_Exercise details:_ Below are records; give the number of their lines that hold the word "iron", and write nothing more.

**** The data ****

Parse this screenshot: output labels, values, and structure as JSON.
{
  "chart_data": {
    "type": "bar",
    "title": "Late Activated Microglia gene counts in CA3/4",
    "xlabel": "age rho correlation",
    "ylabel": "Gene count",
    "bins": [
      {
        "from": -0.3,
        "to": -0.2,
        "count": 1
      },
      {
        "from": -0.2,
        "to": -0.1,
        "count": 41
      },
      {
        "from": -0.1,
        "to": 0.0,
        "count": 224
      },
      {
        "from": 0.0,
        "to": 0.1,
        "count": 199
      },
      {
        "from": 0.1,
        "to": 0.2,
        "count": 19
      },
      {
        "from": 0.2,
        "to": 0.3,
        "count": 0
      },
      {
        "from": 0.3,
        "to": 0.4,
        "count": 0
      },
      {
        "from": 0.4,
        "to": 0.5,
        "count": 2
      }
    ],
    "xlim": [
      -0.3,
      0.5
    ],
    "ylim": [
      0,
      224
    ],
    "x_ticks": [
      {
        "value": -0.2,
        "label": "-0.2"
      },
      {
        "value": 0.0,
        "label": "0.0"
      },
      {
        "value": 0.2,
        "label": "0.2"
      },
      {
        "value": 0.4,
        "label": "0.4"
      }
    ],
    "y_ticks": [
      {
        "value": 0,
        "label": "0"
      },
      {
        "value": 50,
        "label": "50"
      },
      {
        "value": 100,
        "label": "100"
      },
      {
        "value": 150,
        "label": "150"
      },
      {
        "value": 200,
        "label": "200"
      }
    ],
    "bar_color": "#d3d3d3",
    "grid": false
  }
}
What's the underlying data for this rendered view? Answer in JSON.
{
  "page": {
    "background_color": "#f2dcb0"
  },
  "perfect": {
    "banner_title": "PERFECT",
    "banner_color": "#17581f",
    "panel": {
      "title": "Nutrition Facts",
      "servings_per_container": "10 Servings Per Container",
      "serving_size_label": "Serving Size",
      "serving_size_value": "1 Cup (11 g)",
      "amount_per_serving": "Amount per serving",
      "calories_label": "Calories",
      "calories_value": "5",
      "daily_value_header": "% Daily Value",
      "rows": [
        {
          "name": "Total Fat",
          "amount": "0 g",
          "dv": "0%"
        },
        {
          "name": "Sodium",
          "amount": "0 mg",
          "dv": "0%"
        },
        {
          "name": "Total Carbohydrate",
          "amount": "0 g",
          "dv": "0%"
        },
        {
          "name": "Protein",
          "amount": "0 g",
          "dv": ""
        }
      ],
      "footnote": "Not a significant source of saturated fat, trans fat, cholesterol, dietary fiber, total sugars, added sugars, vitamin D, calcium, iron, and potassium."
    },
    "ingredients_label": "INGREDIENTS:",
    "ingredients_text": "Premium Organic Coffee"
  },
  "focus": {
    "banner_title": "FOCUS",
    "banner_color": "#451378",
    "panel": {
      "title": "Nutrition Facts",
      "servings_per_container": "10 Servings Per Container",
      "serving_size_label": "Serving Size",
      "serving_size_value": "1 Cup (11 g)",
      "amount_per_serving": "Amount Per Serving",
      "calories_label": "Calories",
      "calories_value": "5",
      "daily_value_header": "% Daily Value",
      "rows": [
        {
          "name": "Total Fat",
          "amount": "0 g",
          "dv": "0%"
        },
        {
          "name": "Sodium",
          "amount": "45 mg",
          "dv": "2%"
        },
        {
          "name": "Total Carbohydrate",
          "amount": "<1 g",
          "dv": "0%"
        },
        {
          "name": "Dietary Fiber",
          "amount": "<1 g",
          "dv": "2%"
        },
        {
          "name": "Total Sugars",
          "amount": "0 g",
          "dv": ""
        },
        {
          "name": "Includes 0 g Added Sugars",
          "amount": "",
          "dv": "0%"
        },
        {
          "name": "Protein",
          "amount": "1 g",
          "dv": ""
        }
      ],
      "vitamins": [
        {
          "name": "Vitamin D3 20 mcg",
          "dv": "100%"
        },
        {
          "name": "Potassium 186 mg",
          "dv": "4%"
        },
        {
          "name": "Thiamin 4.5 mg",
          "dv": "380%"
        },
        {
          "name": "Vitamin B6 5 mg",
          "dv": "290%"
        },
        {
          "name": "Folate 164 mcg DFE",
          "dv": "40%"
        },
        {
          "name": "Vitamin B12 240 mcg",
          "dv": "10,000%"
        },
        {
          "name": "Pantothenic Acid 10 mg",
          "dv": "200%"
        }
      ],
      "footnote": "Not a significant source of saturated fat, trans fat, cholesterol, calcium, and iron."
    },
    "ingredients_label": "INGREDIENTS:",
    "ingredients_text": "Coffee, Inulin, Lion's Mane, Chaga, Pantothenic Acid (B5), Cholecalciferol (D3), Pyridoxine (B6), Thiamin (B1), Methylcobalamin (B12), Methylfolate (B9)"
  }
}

****
**** The data ****

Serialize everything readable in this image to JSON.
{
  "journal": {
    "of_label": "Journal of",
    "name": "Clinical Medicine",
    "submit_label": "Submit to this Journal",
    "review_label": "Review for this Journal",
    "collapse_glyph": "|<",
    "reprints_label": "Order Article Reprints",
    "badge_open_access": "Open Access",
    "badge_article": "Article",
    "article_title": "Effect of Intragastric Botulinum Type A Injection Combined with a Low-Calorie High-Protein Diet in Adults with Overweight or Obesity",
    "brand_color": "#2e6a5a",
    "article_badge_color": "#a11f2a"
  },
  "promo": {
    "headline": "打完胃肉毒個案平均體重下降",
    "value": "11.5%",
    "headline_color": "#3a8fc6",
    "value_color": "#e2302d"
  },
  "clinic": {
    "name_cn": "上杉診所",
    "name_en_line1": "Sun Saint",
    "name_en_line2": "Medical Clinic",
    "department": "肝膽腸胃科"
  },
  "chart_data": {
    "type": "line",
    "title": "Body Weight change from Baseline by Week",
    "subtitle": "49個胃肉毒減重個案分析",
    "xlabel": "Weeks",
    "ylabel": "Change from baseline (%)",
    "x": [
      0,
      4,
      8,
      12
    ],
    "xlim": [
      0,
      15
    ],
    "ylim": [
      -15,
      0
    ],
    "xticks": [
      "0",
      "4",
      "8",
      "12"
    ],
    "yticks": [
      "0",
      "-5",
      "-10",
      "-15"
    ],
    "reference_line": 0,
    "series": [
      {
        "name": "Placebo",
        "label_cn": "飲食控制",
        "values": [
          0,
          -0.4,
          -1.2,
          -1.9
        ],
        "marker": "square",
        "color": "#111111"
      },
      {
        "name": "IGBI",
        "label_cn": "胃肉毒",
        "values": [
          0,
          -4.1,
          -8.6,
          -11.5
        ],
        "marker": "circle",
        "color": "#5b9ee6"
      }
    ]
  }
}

****

_Result of the task:_ 2